>> Begin

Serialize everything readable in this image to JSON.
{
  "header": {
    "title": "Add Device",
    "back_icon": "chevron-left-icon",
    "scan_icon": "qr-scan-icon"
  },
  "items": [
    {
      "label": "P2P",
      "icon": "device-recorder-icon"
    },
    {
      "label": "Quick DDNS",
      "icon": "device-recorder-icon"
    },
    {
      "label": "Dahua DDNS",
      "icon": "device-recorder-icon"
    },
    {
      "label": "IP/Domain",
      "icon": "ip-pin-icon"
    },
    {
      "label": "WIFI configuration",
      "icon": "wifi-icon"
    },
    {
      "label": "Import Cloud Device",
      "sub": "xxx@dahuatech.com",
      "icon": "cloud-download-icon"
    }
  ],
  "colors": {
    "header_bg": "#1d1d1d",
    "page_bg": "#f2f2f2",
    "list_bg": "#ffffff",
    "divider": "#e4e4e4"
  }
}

>> End

[Short problem]
Quote every line of the data, word for word.

[Solution for this problem]
Serialize everything readable in this image to JSON.
{
  "header": {
    "title": "Add Device",
    "back_icon": "chevron-left-icon",
    "scan_icon": "qr-scan-icon"
  },
  "items": [
    {
      "label": "P2P",
      "icon": "device-recorder-icon"
    },
    {
      "label": "Quick DDNS",
      "icon": "device-recorder-icon"
    },
    {
      "label": "Dahua DDNS",
      "icon": "device-recorder-icon"
    },
    {
      "label": "IP/Domain",
      "icon": "ip-pin-icon"
    },
    {
      "label": "WIFI configuration",
      "icon": "wifi-icon"
    },
    {
      "label": "Import Cloud Device",
      "sub": "xxx@dahuatech.com",
      "icon": "cloud-download-icon"
    }
  ],
  "colors": {
    "header_bg": "#1d1d1d",
    "page_bg": "#f2f2f2",
    "list_bg": "#ffffff",
    "divider": "#e4e4e4"
  }
}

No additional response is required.